TASK BRIEF: In the material below, list every line carrying the string "screenshot".

━━━━━━

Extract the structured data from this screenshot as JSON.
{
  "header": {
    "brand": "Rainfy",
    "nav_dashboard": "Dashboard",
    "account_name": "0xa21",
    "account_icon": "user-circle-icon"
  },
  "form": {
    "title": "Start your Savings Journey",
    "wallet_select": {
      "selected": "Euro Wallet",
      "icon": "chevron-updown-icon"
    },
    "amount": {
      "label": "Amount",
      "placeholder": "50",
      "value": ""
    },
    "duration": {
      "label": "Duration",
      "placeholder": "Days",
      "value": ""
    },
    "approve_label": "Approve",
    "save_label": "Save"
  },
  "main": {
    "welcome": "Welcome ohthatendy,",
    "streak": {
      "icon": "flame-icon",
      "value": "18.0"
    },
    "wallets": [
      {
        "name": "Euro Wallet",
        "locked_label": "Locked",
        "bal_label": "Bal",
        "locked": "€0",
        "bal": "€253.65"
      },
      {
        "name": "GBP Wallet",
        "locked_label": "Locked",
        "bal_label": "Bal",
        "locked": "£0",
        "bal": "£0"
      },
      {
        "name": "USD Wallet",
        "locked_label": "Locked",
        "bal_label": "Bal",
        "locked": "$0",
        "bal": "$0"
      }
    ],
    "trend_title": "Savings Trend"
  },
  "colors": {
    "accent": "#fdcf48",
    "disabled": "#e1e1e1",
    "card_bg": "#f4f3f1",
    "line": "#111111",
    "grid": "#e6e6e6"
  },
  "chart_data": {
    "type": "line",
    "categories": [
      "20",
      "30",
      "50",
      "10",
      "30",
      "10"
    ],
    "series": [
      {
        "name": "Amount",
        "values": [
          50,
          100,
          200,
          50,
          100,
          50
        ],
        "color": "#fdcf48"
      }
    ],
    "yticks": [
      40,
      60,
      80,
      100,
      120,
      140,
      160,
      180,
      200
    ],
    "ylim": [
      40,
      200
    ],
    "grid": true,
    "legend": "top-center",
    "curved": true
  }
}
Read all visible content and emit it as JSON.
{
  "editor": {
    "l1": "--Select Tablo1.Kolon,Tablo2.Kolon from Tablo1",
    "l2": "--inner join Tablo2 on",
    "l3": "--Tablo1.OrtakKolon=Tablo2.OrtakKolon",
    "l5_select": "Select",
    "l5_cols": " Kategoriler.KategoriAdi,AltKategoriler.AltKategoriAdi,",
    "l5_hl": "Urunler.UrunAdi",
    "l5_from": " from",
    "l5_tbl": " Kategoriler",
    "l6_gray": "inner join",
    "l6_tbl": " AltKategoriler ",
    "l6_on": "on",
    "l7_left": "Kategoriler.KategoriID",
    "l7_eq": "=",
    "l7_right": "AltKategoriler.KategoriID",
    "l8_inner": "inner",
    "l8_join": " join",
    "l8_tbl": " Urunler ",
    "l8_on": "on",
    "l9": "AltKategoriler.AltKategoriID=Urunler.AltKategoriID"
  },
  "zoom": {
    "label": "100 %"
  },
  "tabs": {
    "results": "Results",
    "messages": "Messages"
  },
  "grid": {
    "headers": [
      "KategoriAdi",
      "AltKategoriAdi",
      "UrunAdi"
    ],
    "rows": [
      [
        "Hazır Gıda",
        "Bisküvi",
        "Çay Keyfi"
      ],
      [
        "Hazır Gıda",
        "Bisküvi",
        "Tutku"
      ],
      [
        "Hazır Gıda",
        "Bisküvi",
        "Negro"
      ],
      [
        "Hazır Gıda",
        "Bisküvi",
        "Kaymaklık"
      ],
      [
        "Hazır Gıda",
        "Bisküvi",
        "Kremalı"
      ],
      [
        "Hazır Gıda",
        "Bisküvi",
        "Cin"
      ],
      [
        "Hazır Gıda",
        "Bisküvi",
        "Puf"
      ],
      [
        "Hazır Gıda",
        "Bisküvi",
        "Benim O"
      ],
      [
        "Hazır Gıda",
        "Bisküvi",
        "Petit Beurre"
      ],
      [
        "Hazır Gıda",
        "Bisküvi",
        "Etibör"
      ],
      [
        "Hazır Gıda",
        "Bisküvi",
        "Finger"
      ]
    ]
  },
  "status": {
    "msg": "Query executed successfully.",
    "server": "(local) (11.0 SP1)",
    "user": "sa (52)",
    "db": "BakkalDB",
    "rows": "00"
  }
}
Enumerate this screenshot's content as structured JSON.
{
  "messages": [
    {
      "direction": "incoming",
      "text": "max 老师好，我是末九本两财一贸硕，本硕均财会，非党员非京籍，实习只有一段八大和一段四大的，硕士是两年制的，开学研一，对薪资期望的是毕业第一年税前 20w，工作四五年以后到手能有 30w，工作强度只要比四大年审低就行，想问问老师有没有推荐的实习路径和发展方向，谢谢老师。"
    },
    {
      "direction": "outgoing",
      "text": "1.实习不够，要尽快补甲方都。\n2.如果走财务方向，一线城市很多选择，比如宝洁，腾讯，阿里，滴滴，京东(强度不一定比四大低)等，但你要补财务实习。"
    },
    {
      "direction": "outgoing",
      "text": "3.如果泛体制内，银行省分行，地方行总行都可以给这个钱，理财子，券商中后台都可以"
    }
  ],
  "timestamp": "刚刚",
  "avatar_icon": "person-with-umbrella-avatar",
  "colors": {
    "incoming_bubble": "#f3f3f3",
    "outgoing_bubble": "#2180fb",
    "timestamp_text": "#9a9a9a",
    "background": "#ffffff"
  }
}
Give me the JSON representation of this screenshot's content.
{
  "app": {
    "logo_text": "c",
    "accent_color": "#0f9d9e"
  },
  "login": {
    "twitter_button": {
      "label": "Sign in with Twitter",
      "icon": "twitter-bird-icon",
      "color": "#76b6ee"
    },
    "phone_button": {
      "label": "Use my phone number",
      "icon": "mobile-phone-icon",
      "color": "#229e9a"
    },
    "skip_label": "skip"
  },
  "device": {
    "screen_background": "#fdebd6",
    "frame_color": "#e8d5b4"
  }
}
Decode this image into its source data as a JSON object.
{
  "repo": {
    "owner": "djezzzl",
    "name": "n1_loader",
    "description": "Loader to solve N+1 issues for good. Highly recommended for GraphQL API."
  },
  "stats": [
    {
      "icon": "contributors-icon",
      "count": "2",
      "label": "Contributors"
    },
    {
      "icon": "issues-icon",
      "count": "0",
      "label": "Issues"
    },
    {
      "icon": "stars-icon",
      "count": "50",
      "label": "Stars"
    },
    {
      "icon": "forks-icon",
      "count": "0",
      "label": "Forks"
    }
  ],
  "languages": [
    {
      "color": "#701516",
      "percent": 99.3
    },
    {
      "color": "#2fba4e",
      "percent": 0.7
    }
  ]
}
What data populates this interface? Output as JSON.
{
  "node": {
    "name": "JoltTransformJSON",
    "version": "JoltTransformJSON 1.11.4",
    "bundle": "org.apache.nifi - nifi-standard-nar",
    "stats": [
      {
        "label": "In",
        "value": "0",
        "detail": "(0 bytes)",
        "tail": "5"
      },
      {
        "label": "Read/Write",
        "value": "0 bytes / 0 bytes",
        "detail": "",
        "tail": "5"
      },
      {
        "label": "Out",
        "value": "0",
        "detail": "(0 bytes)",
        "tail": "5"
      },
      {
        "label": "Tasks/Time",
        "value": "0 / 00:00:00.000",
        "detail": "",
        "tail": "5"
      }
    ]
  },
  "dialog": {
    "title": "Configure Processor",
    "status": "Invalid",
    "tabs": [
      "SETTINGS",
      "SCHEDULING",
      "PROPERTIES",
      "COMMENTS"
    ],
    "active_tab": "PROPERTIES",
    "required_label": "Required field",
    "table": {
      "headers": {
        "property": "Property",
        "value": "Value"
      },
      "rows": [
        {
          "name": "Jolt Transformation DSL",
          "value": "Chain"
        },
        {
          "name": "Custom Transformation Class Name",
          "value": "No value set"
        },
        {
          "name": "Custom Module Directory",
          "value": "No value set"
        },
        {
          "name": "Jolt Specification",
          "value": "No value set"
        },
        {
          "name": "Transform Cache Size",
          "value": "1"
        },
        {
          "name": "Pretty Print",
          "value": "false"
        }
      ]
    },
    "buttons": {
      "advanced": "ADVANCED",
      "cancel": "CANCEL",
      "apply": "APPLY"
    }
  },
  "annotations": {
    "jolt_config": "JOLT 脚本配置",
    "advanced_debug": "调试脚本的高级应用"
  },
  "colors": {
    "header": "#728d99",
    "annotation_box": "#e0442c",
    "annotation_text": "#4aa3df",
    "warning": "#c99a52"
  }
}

━━━━━━

EXPECTED ANSWER:
Extract the structured data from this screenshot as JSON.
Enumerate this screenshot's content as structured JSON.
Give me the JSON representation of this screenshot's content.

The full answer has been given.